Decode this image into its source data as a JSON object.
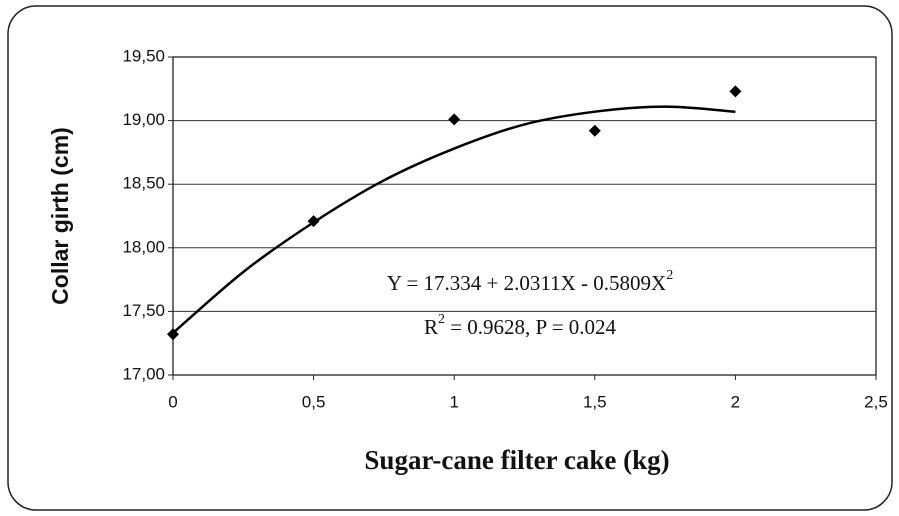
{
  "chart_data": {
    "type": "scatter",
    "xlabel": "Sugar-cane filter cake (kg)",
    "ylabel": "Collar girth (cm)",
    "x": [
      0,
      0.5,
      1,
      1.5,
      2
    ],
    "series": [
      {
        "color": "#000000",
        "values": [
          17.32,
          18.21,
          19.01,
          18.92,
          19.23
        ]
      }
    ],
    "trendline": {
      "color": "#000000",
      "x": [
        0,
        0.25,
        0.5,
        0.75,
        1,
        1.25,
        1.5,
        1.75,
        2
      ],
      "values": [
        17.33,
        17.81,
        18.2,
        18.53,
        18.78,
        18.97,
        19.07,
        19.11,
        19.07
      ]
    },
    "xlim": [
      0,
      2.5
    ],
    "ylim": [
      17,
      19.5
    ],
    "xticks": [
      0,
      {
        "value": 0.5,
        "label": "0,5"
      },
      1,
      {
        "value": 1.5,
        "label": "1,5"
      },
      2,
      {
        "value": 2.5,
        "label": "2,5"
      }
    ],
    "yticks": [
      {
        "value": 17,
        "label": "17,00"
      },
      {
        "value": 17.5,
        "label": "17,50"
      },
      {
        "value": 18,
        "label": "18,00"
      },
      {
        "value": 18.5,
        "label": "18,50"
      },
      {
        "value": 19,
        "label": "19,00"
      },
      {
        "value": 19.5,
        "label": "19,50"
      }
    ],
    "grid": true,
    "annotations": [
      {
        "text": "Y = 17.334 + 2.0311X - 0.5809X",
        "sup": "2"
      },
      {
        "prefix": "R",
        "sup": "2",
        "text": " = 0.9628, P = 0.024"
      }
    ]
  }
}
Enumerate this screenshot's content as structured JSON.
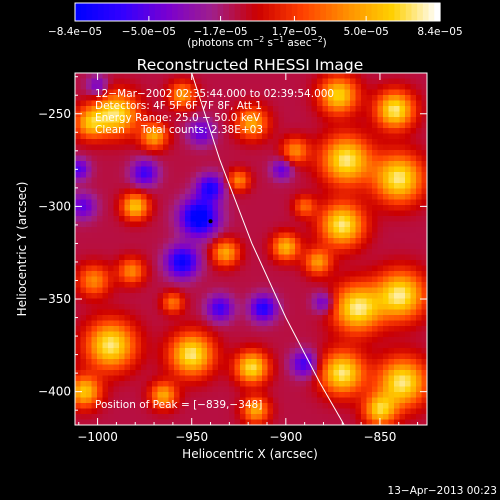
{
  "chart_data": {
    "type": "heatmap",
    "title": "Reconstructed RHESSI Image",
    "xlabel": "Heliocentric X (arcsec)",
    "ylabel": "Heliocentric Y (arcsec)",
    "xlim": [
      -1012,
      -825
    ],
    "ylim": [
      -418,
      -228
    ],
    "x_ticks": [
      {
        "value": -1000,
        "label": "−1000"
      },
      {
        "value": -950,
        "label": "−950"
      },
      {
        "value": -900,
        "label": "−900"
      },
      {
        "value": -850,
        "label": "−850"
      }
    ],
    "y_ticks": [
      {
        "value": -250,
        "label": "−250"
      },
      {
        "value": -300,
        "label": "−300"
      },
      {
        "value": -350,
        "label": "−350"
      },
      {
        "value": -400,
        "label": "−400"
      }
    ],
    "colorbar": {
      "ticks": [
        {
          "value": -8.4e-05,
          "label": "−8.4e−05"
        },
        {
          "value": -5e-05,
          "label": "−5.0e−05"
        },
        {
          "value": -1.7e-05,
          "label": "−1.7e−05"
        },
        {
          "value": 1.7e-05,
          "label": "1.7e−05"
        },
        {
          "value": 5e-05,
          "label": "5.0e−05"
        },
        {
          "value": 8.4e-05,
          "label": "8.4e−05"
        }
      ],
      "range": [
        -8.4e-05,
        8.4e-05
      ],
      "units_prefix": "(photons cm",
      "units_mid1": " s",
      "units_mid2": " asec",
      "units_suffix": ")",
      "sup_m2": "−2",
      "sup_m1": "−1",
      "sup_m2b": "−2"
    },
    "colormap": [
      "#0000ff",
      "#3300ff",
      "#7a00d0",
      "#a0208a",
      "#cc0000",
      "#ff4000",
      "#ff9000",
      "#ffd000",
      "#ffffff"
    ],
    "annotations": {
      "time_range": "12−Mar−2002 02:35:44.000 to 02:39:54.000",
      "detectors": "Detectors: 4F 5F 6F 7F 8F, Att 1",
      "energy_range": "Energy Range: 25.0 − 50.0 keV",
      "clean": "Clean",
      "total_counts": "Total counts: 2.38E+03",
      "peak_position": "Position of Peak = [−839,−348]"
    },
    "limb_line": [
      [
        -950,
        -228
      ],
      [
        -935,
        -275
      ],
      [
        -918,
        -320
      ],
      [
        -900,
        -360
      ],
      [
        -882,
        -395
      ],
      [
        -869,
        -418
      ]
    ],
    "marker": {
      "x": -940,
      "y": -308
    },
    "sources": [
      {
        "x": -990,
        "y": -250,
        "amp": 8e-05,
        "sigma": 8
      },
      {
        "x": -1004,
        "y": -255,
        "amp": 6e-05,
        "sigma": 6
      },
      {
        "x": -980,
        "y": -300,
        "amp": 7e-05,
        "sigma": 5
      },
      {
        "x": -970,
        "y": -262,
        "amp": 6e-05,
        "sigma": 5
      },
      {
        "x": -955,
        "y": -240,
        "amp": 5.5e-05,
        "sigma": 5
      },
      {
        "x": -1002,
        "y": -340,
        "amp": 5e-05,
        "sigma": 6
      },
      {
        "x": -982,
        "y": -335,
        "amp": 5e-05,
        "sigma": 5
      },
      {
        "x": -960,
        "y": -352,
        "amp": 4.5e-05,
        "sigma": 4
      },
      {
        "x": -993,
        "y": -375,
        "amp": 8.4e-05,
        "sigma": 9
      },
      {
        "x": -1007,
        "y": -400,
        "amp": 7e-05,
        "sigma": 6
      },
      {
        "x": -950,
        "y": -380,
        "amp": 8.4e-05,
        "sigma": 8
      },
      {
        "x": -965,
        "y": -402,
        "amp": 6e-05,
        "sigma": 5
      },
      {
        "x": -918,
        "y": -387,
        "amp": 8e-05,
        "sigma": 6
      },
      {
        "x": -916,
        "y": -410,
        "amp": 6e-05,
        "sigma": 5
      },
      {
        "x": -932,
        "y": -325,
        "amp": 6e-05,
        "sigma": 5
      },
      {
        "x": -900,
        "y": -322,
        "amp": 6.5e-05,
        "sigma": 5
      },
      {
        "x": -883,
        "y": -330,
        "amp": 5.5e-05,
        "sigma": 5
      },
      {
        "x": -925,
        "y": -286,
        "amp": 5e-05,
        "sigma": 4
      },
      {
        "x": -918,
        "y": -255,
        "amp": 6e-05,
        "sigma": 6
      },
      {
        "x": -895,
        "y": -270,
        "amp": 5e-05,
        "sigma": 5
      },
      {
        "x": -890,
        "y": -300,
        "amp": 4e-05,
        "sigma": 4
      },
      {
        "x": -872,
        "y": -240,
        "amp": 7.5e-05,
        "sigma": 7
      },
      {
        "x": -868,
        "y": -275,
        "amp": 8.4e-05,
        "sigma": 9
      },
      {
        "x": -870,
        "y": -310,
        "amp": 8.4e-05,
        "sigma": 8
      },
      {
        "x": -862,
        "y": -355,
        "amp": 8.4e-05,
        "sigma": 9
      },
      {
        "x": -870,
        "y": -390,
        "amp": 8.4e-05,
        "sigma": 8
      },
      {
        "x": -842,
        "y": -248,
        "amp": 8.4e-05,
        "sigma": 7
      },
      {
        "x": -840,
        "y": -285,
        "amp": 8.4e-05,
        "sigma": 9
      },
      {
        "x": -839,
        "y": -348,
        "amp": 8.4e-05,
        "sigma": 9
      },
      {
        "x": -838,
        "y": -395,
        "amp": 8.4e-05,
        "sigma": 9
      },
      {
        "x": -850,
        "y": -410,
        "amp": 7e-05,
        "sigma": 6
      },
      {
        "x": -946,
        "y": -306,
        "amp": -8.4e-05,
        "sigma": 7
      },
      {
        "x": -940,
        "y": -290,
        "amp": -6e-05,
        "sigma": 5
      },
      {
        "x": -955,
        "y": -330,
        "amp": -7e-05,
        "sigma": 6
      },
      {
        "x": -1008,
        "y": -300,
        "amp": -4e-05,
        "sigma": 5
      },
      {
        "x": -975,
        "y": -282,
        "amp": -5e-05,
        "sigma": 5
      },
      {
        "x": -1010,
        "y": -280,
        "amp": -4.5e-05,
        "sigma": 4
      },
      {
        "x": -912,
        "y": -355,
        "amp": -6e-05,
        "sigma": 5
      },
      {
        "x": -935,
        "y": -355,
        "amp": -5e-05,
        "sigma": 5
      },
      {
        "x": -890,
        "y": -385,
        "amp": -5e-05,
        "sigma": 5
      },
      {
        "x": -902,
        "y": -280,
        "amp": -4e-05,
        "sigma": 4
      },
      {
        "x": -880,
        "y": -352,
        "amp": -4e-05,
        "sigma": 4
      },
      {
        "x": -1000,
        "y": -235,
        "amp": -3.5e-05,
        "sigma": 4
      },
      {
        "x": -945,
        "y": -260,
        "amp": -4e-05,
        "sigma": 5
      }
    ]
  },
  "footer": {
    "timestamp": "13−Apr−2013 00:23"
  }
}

---*---

Give only the number of lines in the material above that include the word "Heliocentric".

2